OBJECTIVE:
Report every line in the listing below where the string "name" shows up.

----- DATA ROWS

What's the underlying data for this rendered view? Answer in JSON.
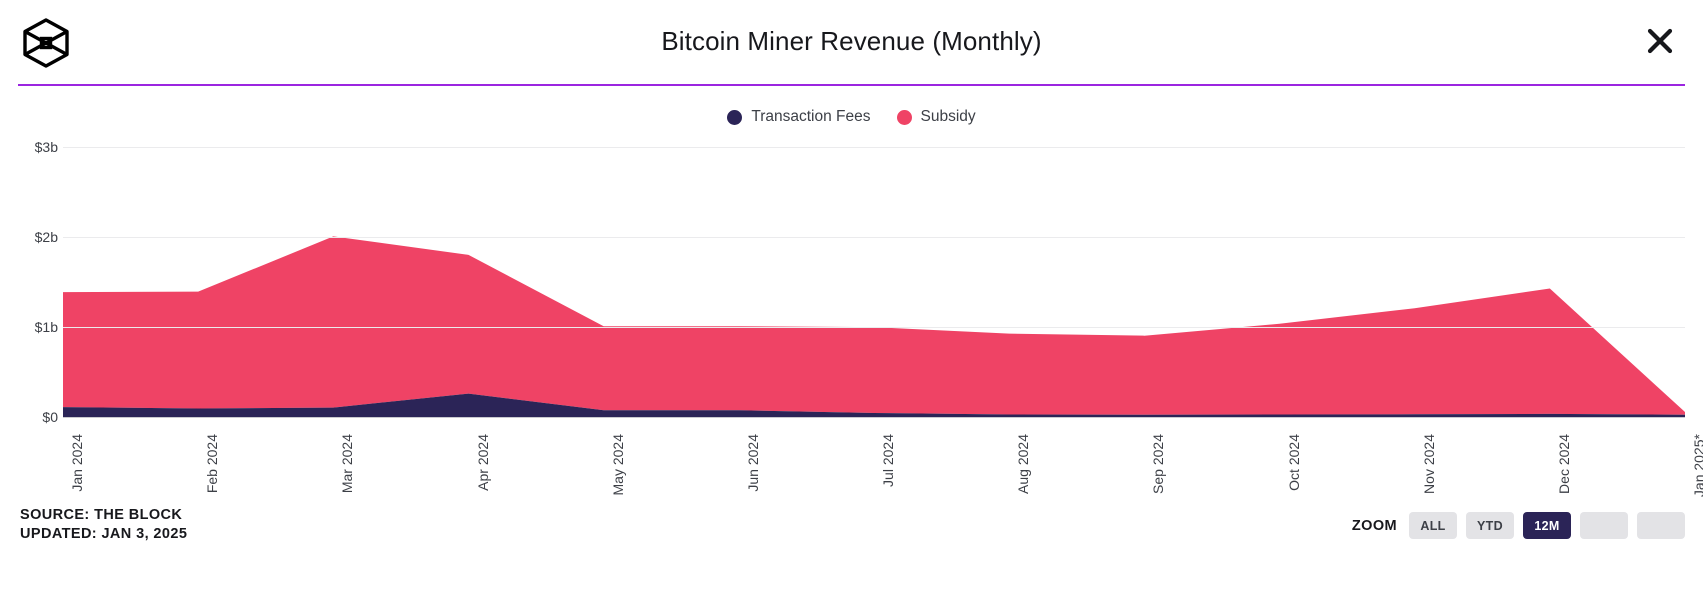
{
  "header": {
    "logo_icon": "the-block-cube-logo",
    "title": "Bitcoin Miner Revenue (Monthly)",
    "close_icon": "close-icon",
    "rule_color": "#9b25e0"
  },
  "legend": {
    "items": [
      {
        "label": "Transaction Fees",
        "color": "#2b2457"
      },
      {
        "label": "Subsidy",
        "color": "#ef4365"
      }
    ]
  },
  "footer": {
    "source": "SOURCE: THE BLOCK",
    "updated": "UPDATED: JAN 3, 2025",
    "zoom_label": "ZOOM",
    "zoom_buttons": [
      {
        "label": "ALL",
        "active": false
      },
      {
        "label": "YTD",
        "active": false
      },
      {
        "label": "12M",
        "active": true
      },
      {
        "label": "",
        "active": false
      },
      {
        "label": "",
        "active": false
      }
    ]
  },
  "chart_data": {
    "type": "area",
    "stacked": true,
    "title": "Bitcoin Miner Revenue (Monthly)",
    "xlabel": "",
    "ylabel": "",
    "ylim": [
      0,
      3300000000
    ],
    "yticks": [
      0,
      1000000000,
      2000000000,
      3000000000
    ],
    "ytick_labels": [
      "$0",
      "$1b",
      "$2b",
      "$3b"
    ],
    "grid": true,
    "legend_position": "top-center",
    "categories": [
      "Jan 2024",
      "Feb 2024",
      "Mar 2024",
      "Apr 2024",
      "May 2024",
      "Jun 2024",
      "Jul 2024",
      "Aug 2024",
      "Sep 2024",
      "Oct 2024",
      "Nov 2024",
      "Dec 2024",
      "Jan 2025*"
    ],
    "series": [
      {
        "name": "Transaction Fees",
        "color": "#2b2457",
        "values": [
          110000000,
          95000000,
          105000000,
          260000000,
          75000000,
          75000000,
          45000000,
          28000000,
          25000000,
          28000000,
          30000000,
          35000000,
          25000000
        ]
      },
      {
        "name": "Subsidy",
        "color": "#ef4365",
        "values": [
          1280000000,
          1300000000,
          1905000000,
          1545000000,
          935000000,
          935000000,
          955000000,
          900000000,
          880000000,
          1010000000,
          1180000000,
          1395000000,
          30000000
        ]
      }
    ],
    "totals": [
      1390000000,
      1395000000,
      2010000000,
      1805000000,
      1010000000,
      1010000000,
      1000000000,
      928000000,
      905000000,
      1038000000,
      1210000000,
      1430000000,
      55000000
    ]
  }
}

----------

SOLUTION:
        "name": "Transaction Fees",
        "name": "Subsidy",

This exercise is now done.